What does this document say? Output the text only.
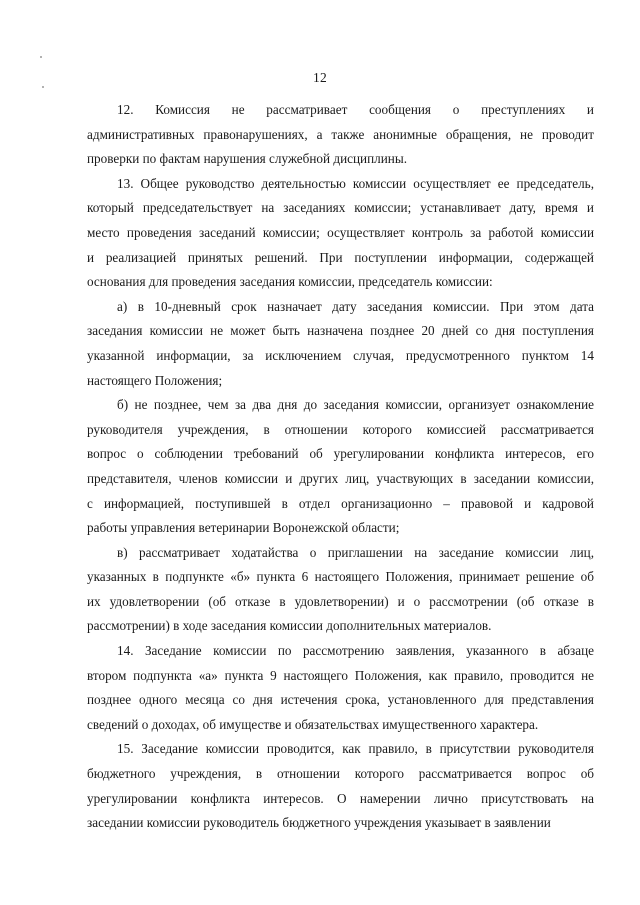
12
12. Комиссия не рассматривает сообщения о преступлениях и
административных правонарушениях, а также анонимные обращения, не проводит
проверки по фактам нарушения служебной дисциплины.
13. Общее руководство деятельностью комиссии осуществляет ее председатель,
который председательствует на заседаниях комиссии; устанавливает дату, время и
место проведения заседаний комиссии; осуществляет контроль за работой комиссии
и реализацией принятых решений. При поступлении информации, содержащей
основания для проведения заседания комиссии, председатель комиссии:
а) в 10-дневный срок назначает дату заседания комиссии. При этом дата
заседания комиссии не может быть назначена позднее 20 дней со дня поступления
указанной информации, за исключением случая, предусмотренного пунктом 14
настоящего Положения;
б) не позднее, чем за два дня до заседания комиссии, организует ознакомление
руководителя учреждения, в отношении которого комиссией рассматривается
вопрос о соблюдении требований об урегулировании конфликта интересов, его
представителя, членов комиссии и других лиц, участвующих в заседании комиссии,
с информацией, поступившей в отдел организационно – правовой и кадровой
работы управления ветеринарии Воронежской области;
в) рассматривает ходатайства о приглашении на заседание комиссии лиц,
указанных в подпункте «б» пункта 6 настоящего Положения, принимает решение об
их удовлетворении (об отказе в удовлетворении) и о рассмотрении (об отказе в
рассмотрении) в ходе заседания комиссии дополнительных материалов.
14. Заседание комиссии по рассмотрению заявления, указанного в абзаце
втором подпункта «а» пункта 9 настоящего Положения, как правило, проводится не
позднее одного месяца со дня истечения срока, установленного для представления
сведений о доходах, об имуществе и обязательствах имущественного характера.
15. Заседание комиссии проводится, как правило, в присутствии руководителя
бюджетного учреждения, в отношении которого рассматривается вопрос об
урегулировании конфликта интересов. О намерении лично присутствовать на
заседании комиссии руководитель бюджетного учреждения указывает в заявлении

——

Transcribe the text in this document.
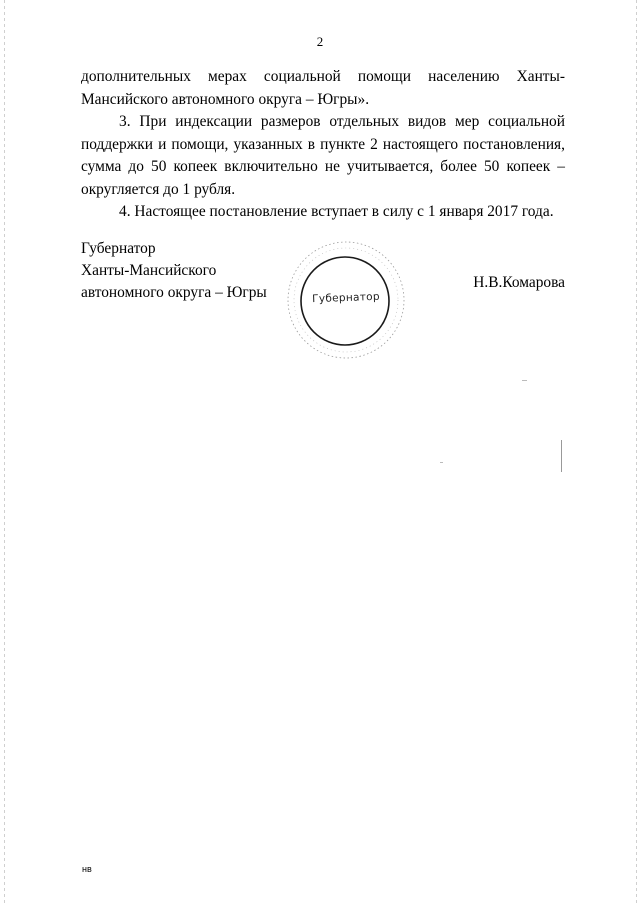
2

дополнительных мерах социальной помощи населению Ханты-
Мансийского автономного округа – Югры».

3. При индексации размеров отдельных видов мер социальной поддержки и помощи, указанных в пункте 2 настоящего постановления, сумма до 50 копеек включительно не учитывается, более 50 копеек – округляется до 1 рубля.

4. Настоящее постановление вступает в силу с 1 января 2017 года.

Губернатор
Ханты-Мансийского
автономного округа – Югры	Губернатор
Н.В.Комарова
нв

——

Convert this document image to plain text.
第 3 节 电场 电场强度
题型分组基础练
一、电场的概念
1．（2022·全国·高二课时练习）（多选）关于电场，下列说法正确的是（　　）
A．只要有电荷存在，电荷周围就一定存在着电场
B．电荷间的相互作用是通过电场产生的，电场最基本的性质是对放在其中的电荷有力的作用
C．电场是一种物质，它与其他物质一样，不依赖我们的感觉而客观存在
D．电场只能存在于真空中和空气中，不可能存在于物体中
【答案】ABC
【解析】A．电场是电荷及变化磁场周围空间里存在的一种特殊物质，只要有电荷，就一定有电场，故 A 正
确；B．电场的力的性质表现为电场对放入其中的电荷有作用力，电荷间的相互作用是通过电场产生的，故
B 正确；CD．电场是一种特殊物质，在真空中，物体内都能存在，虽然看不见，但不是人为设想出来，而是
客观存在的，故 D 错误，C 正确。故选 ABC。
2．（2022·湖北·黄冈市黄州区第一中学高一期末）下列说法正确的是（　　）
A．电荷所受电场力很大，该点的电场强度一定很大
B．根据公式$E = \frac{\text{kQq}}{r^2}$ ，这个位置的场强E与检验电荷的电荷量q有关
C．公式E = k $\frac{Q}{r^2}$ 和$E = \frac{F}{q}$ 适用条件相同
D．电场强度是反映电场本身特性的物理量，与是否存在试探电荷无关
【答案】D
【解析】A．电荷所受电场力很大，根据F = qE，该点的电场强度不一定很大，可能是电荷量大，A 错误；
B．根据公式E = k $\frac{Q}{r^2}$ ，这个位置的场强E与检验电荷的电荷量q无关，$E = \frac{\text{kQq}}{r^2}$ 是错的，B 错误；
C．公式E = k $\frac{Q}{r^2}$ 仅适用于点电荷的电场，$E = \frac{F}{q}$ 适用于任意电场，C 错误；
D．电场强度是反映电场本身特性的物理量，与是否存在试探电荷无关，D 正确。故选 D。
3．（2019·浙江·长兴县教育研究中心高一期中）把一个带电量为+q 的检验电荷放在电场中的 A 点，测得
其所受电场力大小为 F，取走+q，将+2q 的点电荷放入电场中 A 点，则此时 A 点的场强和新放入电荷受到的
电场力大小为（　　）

——

Select, from the listing, all lines that include the word "Ханты".

▶ _In response_:
дополнительных мерах социальной помощи населению Ханты-
Ханты-Мансийского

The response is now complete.